* Dataset excerpts *
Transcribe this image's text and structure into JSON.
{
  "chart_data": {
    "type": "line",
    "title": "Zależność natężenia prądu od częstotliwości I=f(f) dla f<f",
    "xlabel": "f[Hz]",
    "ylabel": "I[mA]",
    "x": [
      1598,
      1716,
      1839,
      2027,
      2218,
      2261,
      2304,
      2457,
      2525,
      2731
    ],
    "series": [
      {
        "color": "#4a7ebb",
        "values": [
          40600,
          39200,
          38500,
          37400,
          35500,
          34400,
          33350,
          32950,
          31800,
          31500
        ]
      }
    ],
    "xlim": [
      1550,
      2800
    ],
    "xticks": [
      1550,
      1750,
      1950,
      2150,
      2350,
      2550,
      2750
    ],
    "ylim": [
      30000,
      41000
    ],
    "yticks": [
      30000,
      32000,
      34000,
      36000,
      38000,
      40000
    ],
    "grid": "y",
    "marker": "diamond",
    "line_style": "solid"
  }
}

* Task *
Write out every entry word for word.

* Exercise answer *
Transcribe this image's text and structure into JSON.
{
  "chart_data": {
    "type": "line",
    "title": "Zależność natężenia prądu od częstotliwości I=f(f) dla f<f",
    "xlabel": "f[Hz]",
    "ylabel": "I[mA]",
    "x": [
      1598,
      1716,
      1839,
      2027,
      2218,
      2261,
      2304,
      2457,
      2525,
      2731
    ],
    "series": [
      {
        "color": "#4a7ebb",
        "values": [
          40600,
          39200,
          38500,
          37400,
          35500,
          34400,
          33350,
          32950,
          31800,
          31500
        ]
      }
    ],
    "xlim": [
      1550,
      2800
    ],
    "xticks": [
      1550,
      1750,
      1950,
      2150,
      2350,
      2550,
      2750
    ],
    "ylim": [
      30000,
      41000
    ],
    "yticks": [
      30000,
      32000,
      34000,
      36000,
      38000,
      40000
    ],
    "grid": "y",
    "marker": "diamond",
    "line_style": "solid"
  }
}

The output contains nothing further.